**Task description**
Your copy of the material below should match it exactly, except that it holds no pictures.

[Collected data]
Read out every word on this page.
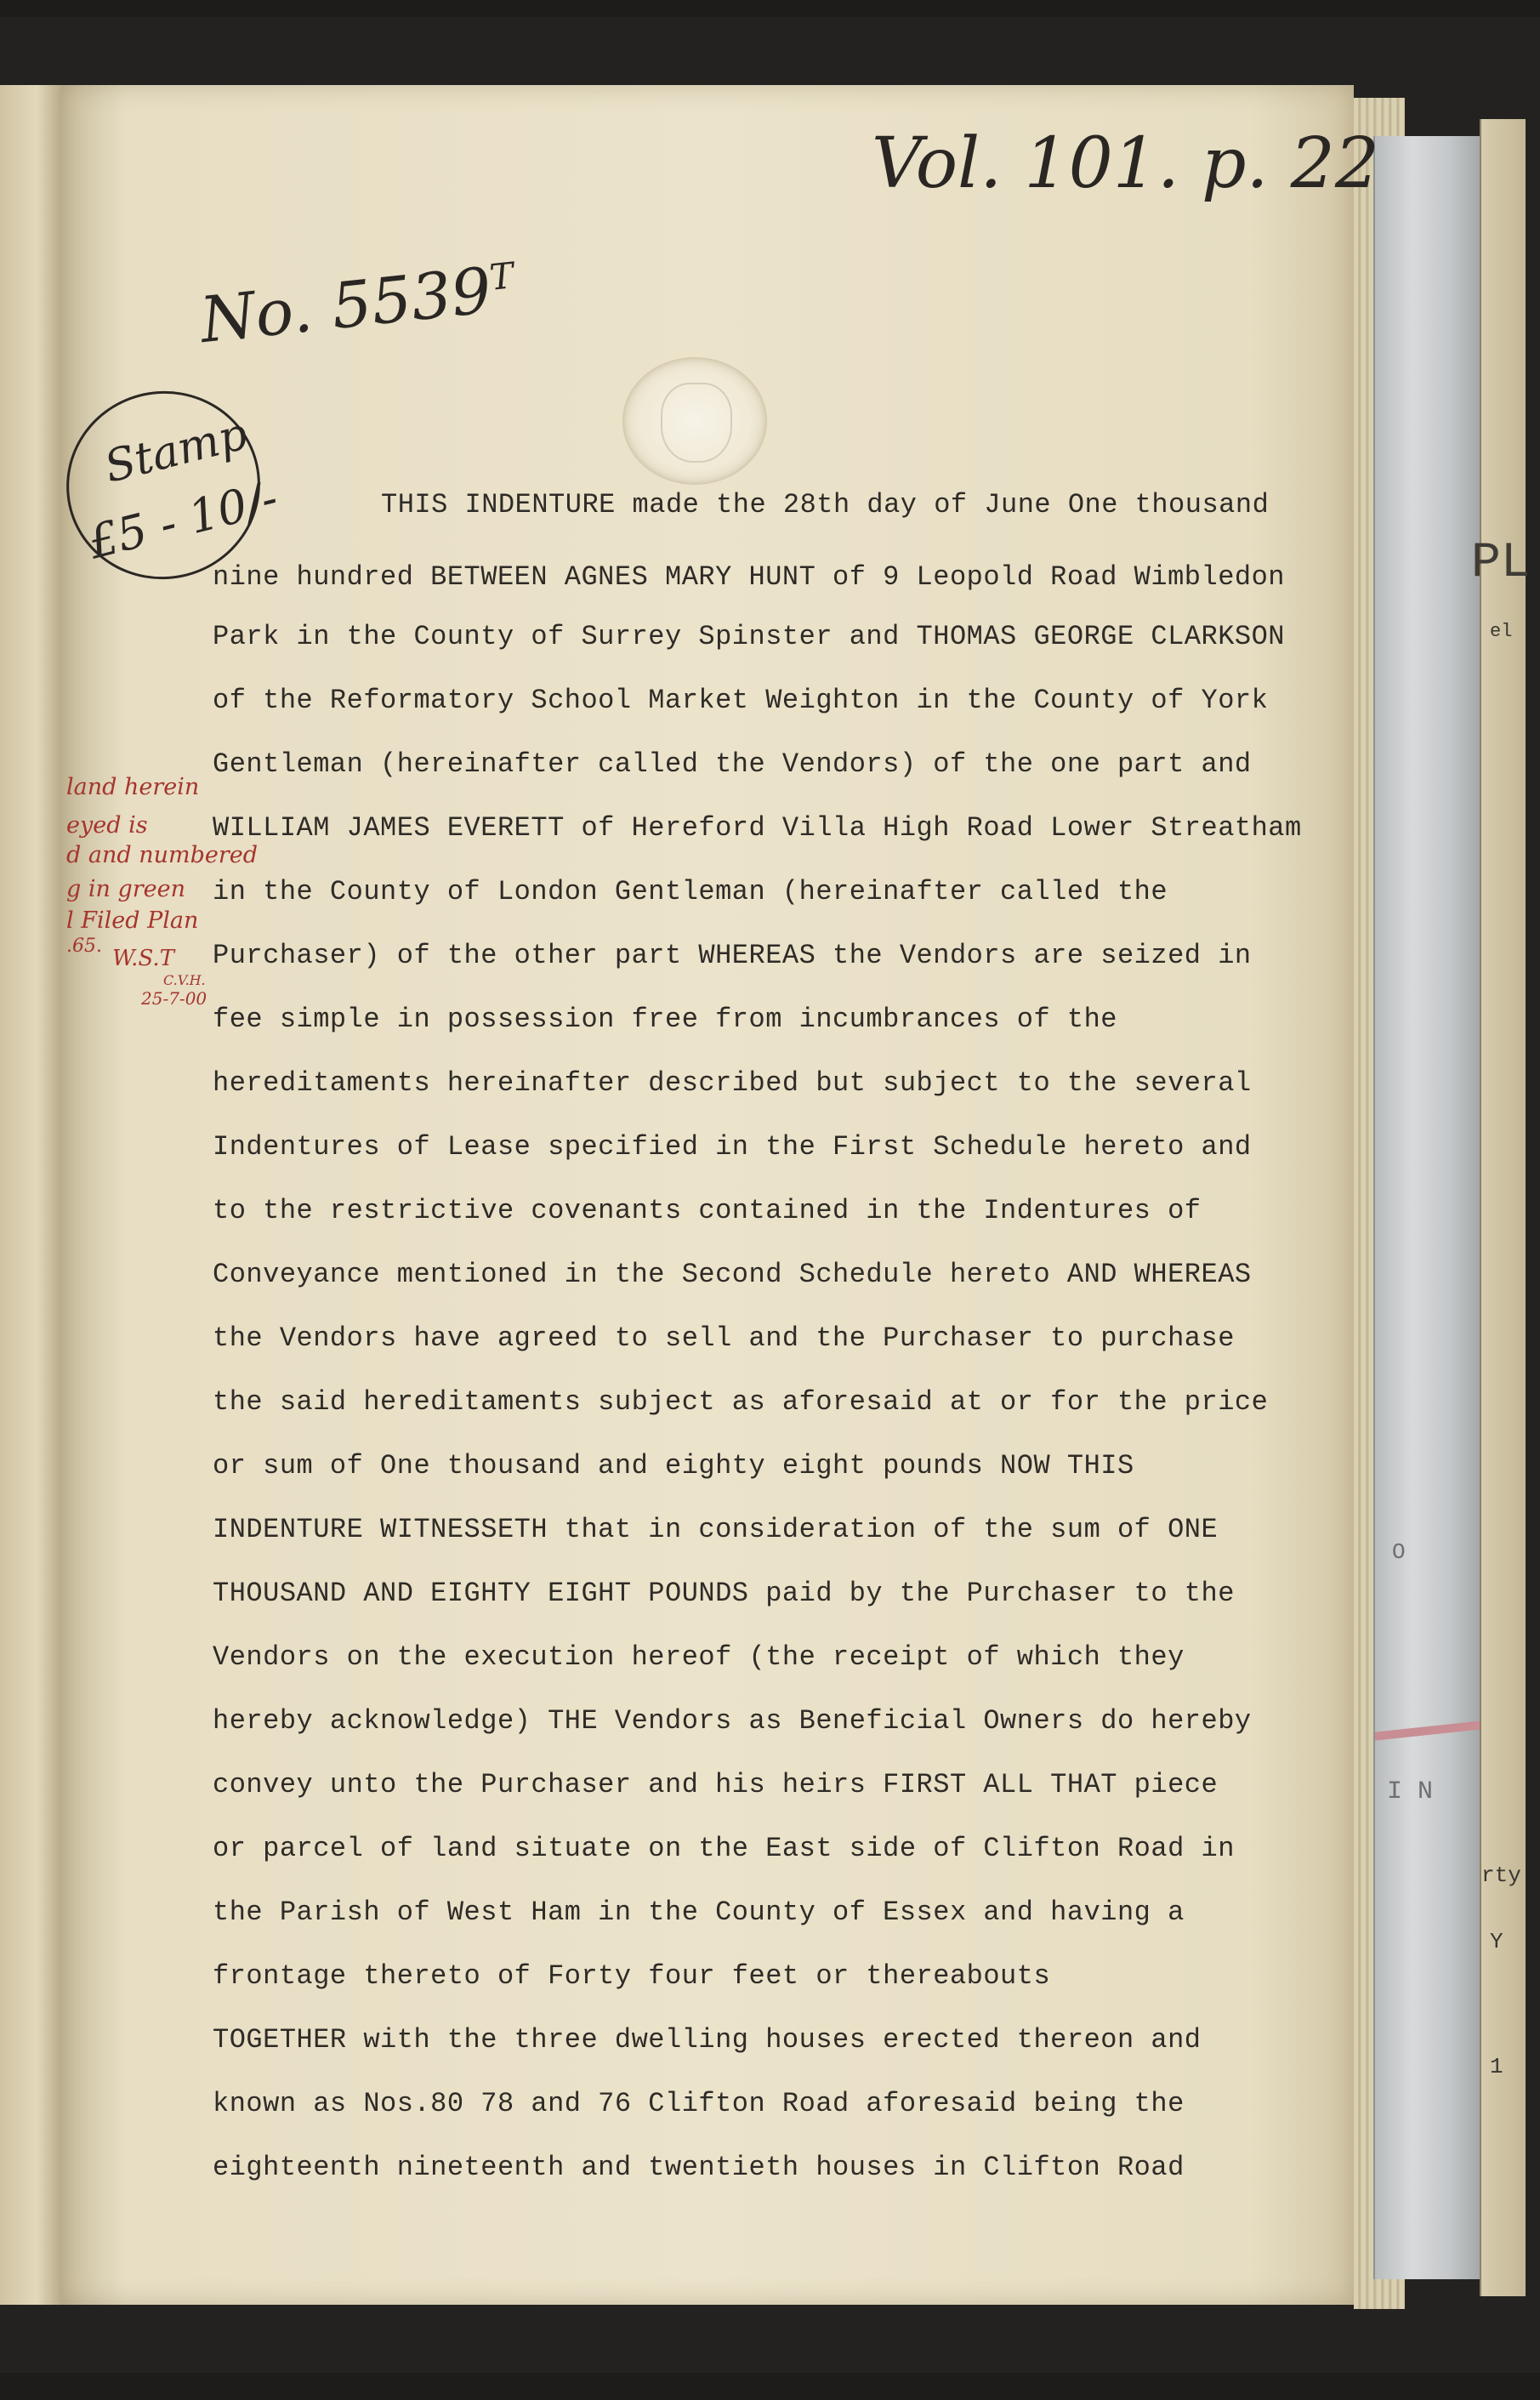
O
I N
PL
rty
Y
1
el
Vol. 101. p. 22
No. $5539^T$
Stamp
£5 - 10/-
land herein
eyed is
d and numbered
g in green
l Filed Plan
.65. W.S.T
C.V.H.
25-7-00
THIS INDENTURE made the 28th day of June One thousand
nine hundred BETWEEN AGNES MARY HUNT of 9 Leopold Road Wimbledon
Park in the County of Surrey Spinster and THOMAS GEORGE CLARKSON
of the Reformatory School Market Weighton in the County of York
Gentleman (hereinafter called the Vendors) of the one part and
WILLIAM JAMES EVERETT of Hereford Villa High Road Lower Streatham
in the County of London Gentleman (hereinafter called the
Purchaser) of the other part WHEREAS the Vendors are seized in
fee simple in possession free from incumbrances of the
hereditaments hereinafter described but subject to the several
Indentures of Lease specified in the First Schedule hereto and
to the restrictive covenants contained in the Indentures of
Conveyance mentioned in the Second Schedule hereto AND WHEREAS
the Vendors have agreed to sell and the Purchaser to purchase
the said hereditaments subject as aforesaid at or for the price
or sum of One thousand and eighty eight pounds NOW THIS
INDENTURE WITNESSETH that in consideration of the sum of ONE
THOUSAND AND EIGHTY EIGHT POUNDS paid by the Purchaser to the
Vendors on the execution hereof (the receipt of which they
hereby acknowledge) THE Vendors as Beneficial Owners do hereby
convey unto the Purchaser and his heirs FIRST ALL THAT piece
or parcel of land situate on the East side of Clifton Road in
the Parish of West Ham in the County of Essex and having a
frontage thereto of Forty four feet or thereabouts
TOGETHER with the three dwelling houses erected thereon and
known as Nos.80 78 and 76 Clifton Road aforesaid being the
eighteenth nineteenth and twentieth houses in Clifton Road
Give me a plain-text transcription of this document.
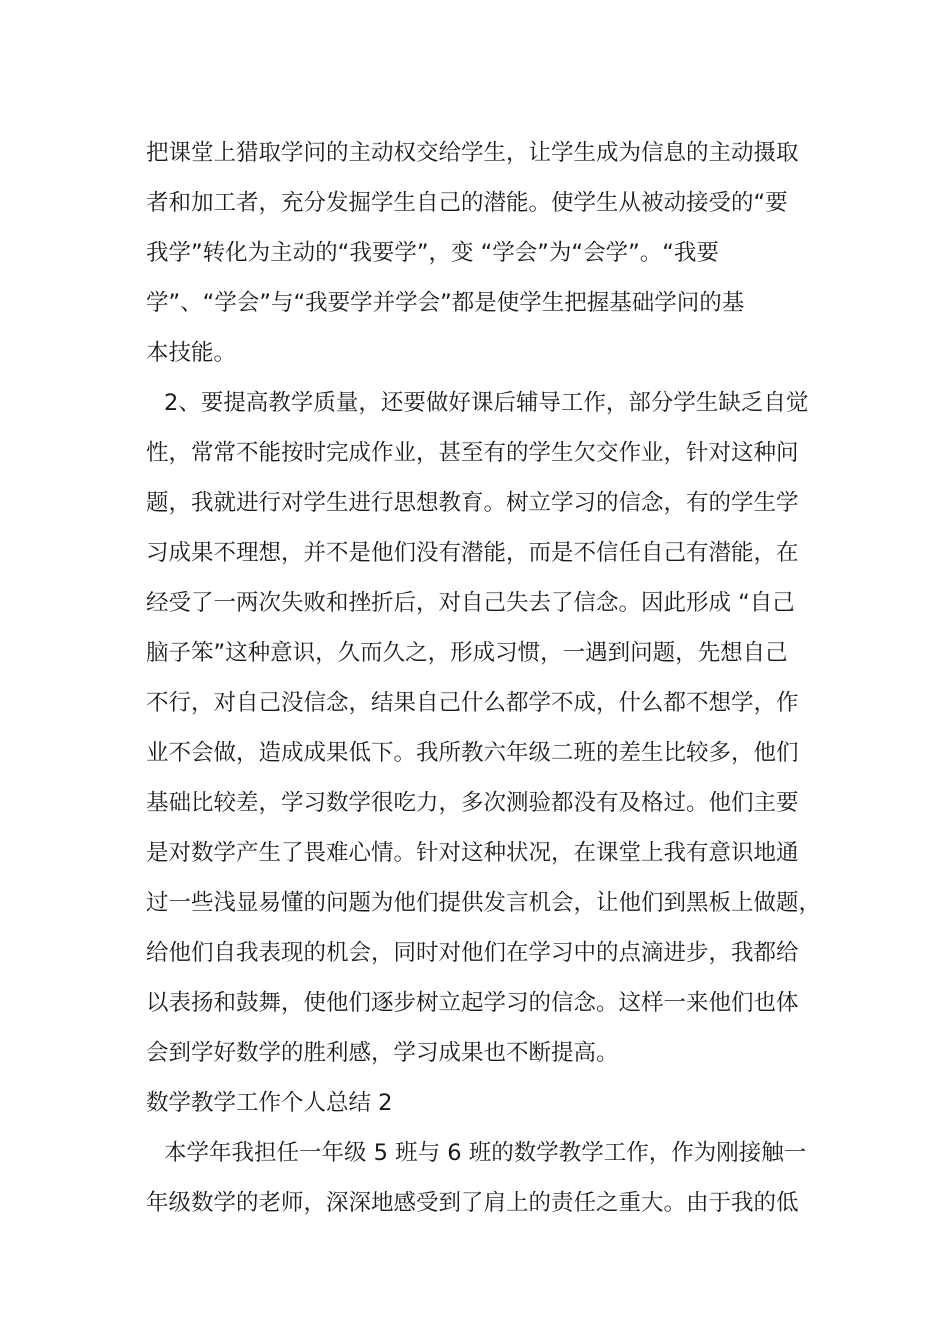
把课堂上猎取学问的主动权交给学生，让学生成为信息的主动摄取
者和加工者，充分发掘学生自己的潜能。使学生从被动接受的“要
我学”转化为主动的“我要学”，变 “学会”为“会学”。“我要
学”、“学会”与“我要学并学会”都是使学生把握基础学问的基
本技能。
2、要提高教学质量，还要做好课后辅导工作，部分学生缺乏自觉
性，常常不能按时完成作业，甚至有的学生欠交作业，针对这种问
题，我就进行对学生进行思想教育。树立学习的信念，有的学生学
习成果不理想，并不是他们没有潜能，而是不信任自己有潜能，在
经受了一两次失败和挫折后，对自己失去了信念。因此形成 “自己
脑子笨”这种意识，久而久之，形成习惯，一遇到问题，先想自己
不行，对自己没信念，结果自己什么都学不成，什么都不想学，作
业不会做，造成成果低下。我所教六年级二班的差生比较多，他们
基础比较差，学习数学很吃力，多次测验都没有及格过。他们主要
是对数学产生了畏难心情。针对这种状况，在课堂上我有意识地通
过一些浅显易懂的问题为他们提供发言机会，让他们到黑板上做题，
给他们自我表现的机会，同时对他们在学习中的点滴进步，我都给
以表扬和鼓舞，使他们逐步树立起学习的信念。这样一来他们也体
会到学好数学的胜利感，学习成果也不断提高。
数学教学工作个人总结 2
本学年我担任一年级 5 班与 6 班的数学教学工作，作为刚接触一
年级数学的老师，深深地感受到了肩上的责任之重大。由于我的低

**Task solution**
Read out every word on this page.
O
I N
PL
rty
Y
1
el
Vol. 101. p. 22
No. $5539^T$
Stamp
£5 - 10/-
land herein
eyed is
d and numbered
g in green
l Filed Plan
.65. W.S.T
C.V.H.
25-7-00
THIS INDENTURE made the 28th day of June One thousand
nine hundred BETWEEN AGNES MARY HUNT of 9 Leopold Road Wimbledon
Park in the County of Surrey Spinster and THOMAS GEORGE CLARKSON
of the Reformatory School Market Weighton in the County of York
Gentleman (hereinafter called the Vendors) of the one part and
WILLIAM JAMES EVERETT of Hereford Villa High Road Lower Streatham
in the County of London Gentleman (hereinafter called the
Purchaser) of the other part WHEREAS the Vendors are seized in
fee simple in possession free from incumbrances of the
hereditaments hereinafter described but subject to the several
Indentures of Lease specified in the First Schedule hereto and
to the restrictive covenants contained in the Indentures of
Conveyance mentioned in the Second Schedule hereto AND WHEREAS
the Vendors have agreed to sell and the Purchaser to purchase
the said hereditaments subject as aforesaid at or for the price
or sum of One thousand and eighty eight pounds NOW THIS
INDENTURE WITNESSETH that in consideration of the sum of ONE
THOUSAND AND EIGHTY EIGHT POUNDS paid by the Purchaser to the
Vendors on the execution hereof (the receipt of which they
hereby acknowledge) THE Vendors as Beneficial Owners do hereby
convey unto the Purchaser and his heirs FIRST ALL THAT piece
or parcel of land situate on the East side of Clifton Road in
the Parish of West Ham in the County of Essex and having a
frontage thereto of Forty four feet or thereabouts
TOGETHER with the three dwelling houses erected thereon and
known as Nos.80 78 and 76 Clifton Road aforesaid being the
eighteenth nineteenth and twentieth houses in Clifton Road
Give me a plain-text transcription of this document.
把课堂上猎取学问的主动权交给学生，让学生成为信息的主动摄取
者和加工者，充分发掘学生自己的潜能。使学生从被动接受的“要
我学”转化为主动的“我要学”，变 “学会”为“会学”。“我要
学”、“学会”与“我要学并学会”都是使学生把握基础学问的基
本技能。
2、要提高教学质量，还要做好课后辅导工作，部分学生缺乏自觉
性，常常不能按时完成作业，甚至有的学生欠交作业，针对这种问
题，我就进行对学生进行思想教育。树立学习的信念，有的学生学
习成果不理想，并不是他们没有潜能，而是不信任自己有潜能，在
经受了一两次失败和挫折后，对自己失去了信念。因此形成 “自己
脑子笨”这种意识，久而久之，形成习惯，一遇到问题，先想自己
不行，对自己没信念，结果自己什么都学不成，什么都不想学，作
业不会做，造成成果低下。我所教六年级二班的差生比较多，他们
基础比较差，学习数学很吃力，多次测验都没有及格过。他们主要
是对数学产生了畏难心情。针对这种状况，在课堂上我有意识地通
过一些浅显易懂的问题为他们提供发言机会，让他们到黑板上做题，
给他们自我表现的机会，同时对他们在学习中的点滴进步，我都给
以表扬和鼓舞，使他们逐步树立起学习的信念。这样一来他们也体
会到学好数学的胜利感，学习成果也不断提高。
数学教学工作个人总结 2
本学年我担任一年级 5 班与 6 班的数学教学工作，作为刚接触一
年级数学的老师，深深地感受到了肩上的责任之重大。由于我的低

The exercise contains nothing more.